◆ Problem ◆
Copy out the records below line for line, without altering anything.

══════════════════════════════

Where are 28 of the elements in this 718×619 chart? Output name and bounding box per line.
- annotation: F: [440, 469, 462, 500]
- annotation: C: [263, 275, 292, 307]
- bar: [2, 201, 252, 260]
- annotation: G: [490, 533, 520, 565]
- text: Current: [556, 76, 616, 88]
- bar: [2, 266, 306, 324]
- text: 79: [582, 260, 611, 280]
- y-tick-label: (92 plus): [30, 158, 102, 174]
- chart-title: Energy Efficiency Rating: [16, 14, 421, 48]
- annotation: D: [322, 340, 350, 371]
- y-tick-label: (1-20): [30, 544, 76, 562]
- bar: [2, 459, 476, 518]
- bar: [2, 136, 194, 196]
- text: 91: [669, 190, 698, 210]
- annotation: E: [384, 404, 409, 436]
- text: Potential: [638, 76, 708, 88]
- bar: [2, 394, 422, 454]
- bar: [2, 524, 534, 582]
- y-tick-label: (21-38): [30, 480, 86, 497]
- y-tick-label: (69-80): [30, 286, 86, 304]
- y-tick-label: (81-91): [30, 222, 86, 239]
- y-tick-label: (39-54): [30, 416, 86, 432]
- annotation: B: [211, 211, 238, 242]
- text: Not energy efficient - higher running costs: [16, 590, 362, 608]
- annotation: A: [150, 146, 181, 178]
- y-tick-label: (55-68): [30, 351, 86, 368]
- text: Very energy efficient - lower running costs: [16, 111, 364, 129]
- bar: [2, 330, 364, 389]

══════════════════════════════

◆ Exercise result ◆
Where are 28 of the elements in this 718×619 chart? Output name and bounding box per line.
- annotation: F: [440, 469, 462, 500]
- annotation: C: [263, 275, 292, 307]
- bar: [2, 201, 252, 260]
- annotation: G: [490, 533, 520, 565]
- text: Current: [556, 76, 616, 88]
- bar: [2, 266, 306, 324]
- text: 79: [582, 260, 611, 280]
- y-tick-label: (92 plus): [30, 158, 102, 174]
- chart-title: Energy Efficiency Rating: [16, 14, 421, 48]
- annotation: D: [322, 340, 350, 371]
- y-tick-label: (1-20): [30, 544, 76, 562]
- bar: [2, 459, 476, 518]
- bar: [2, 136, 194, 196]
- text: 91: [669, 190, 698, 210]
- annotation: E: [384, 404, 409, 436]
- text: Potential: [638, 76, 708, 88]
- bar: [2, 394, 422, 454]
- bar: [2, 524, 534, 582]
- y-tick-label: (21-38): [30, 480, 86, 497]
- y-tick-label: (69-80): [30, 286, 86, 304]
- y-tick-label: (81-91): [30, 222, 86, 239]
- y-tick-label: (39-54): [30, 416, 86, 432]
- annotation: B: [211, 211, 238, 242]
- text: Not energy efficient - higher running costs: [16, 590, 362, 608]
- annotation: A: [150, 146, 181, 178]
- y-tick-label: (55-68): [30, 351, 86, 368]
- text: Very energy efficient - lower running costs: [16, 111, 364, 129]
- bar: [2, 330, 364, 389]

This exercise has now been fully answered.